Required work: Copy every line of the data exactly, leaving nothing out.
═══ Data provided ═══
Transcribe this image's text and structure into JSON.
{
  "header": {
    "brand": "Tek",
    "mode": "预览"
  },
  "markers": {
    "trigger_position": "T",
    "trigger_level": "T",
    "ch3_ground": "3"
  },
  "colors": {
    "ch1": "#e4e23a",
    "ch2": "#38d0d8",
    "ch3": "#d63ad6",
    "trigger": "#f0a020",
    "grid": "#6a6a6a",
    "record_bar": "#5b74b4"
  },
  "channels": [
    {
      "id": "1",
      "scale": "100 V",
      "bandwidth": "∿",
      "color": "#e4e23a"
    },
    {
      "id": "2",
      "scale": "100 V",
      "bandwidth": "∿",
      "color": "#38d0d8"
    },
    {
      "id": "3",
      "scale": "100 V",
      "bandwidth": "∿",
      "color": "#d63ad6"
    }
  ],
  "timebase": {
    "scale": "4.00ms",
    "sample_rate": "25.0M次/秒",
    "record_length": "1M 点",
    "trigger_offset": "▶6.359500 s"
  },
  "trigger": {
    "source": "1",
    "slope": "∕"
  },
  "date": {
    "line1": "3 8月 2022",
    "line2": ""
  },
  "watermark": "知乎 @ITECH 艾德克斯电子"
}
═══
Reply:
Transcribe this image's text and structure into JSON.
{
  "header": {
    "brand": "Tek",
    "mode": "预览"
  },
  "markers": {
    "trigger_position": "T",
    "trigger_level": "T",
    "ch3_ground": "3"
  },
  "colors": {
    "ch1": "#e4e23a",
    "ch2": "#38d0d8",
    "ch3": "#d63ad6",
    "trigger": "#f0a020",
    "grid": "#6a6a6a",
    "record_bar": "#5b74b4"
  },
  "channels": [
    {
      "id": "1",
      "scale": "100 V",
      "bandwidth": "∿",
      "color": "#e4e23a"
    },
    {
      "id": "2",
      "scale": "100 V",
      "bandwidth": "∿",
      "color": "#38d0d8"
    },
    {
      "id": "3",
      "scale": "100 V",
      "bandwidth": "∿",
      "color": "#d63ad6"
    }
  ],
  "timebase": {
    "scale": "4.00ms",
    "sample_rate": "25.0M次/秒",
    "record_length": "1M 点",
    "trigger_offset": "▶6.359500 s"
  },
  "trigger": {
    "source": "1",
    "slope": "∕"
  },
  "date": {
    "line1": "3 8月 2022",
    "line2": ""
  },
  "watermark": "知乎 @ITECH 艾德克斯电子"
}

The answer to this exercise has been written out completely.